(Available records):
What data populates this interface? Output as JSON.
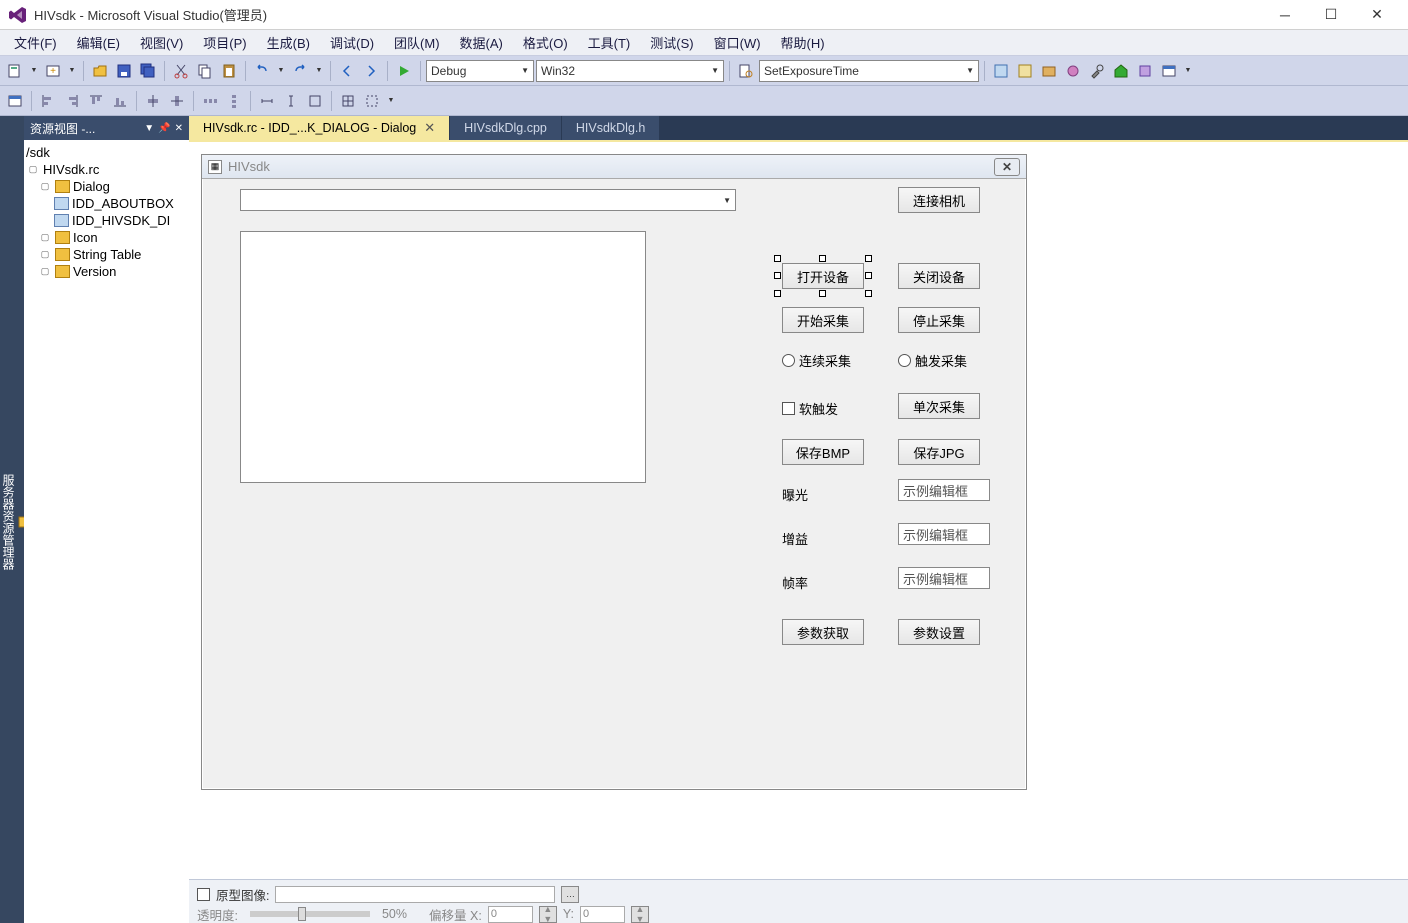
{
  "title": "HIVsdk - Microsoft Visual Studio(管理员)",
  "menu": [
    "文件(F)",
    "编辑(E)",
    "视图(V)",
    "项目(P)",
    "生成(B)",
    "调试(D)",
    "团队(M)",
    "数据(A)",
    "格式(O)",
    "工具(T)",
    "测试(S)",
    "窗口(W)",
    "帮助(H)"
  ],
  "toolbar1": {
    "config": "Debug",
    "platform": "Win32",
    "search": "SetExposureTime"
  },
  "sidebar_vert": "服务器资源管理器",
  "respanel": {
    "title": "资源视图 -...",
    "root": "/sdk",
    "items": [
      {
        "label": "HIVsdk.rc",
        "depth": 0
      },
      {
        "label": "Dialog",
        "depth": 1,
        "folder": true
      },
      {
        "label": "IDD_ABOUTBOX",
        "depth": 2,
        "dlg": true
      },
      {
        "label": "IDD_HIVSDK_DI",
        "depth": 2,
        "dlg": true
      },
      {
        "label": "Icon",
        "depth": 1,
        "folder": true
      },
      {
        "label": "String Table",
        "depth": 1,
        "folder": true
      },
      {
        "label": "Version",
        "depth": 1,
        "folder": true
      }
    ]
  },
  "tabs": [
    {
      "label": "HIVsdk.rc - IDD_...K_DIALOG - Dialog",
      "active": true,
      "closable": true
    },
    {
      "label": "HIVsdkDlg.cpp",
      "active": false
    },
    {
      "label": "HIVsdkDlg.h",
      "active": false
    }
  ],
  "dialog": {
    "title": "HIVsdk",
    "buttons": {
      "connect": "连接相机",
      "open": "打开设备",
      "close": "关闭设备",
      "start": "开始采集",
      "stop": "停止采集",
      "savebmp": "保存BMP",
      "savejpg": "保存JPG",
      "getparam": "参数获取",
      "setparam": "参数设置",
      "single": "单次采集"
    },
    "radios": {
      "cont": "连续采集",
      "trig": "触发采集"
    },
    "checks": {
      "soft": "软触发"
    },
    "labels": {
      "exp": "曝光",
      "gain": "增益",
      "fps": "帧率"
    },
    "editplaceholder": "示例编辑框"
  },
  "bottom": {
    "orig": "原型图像:",
    "opacity": "透明度:",
    "opval": "50%",
    "offx": "偏移量 X:",
    "x": "0",
    "yl": "Y:",
    "y": "0"
  }
}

(Exercise directions):
Gather every line containing the word "HIVsdkDlg" and copy it.

(Answer to this exercise):
      "label": "HIVsdkDlg.cpp",
      "label": "HIVsdkDlg.h",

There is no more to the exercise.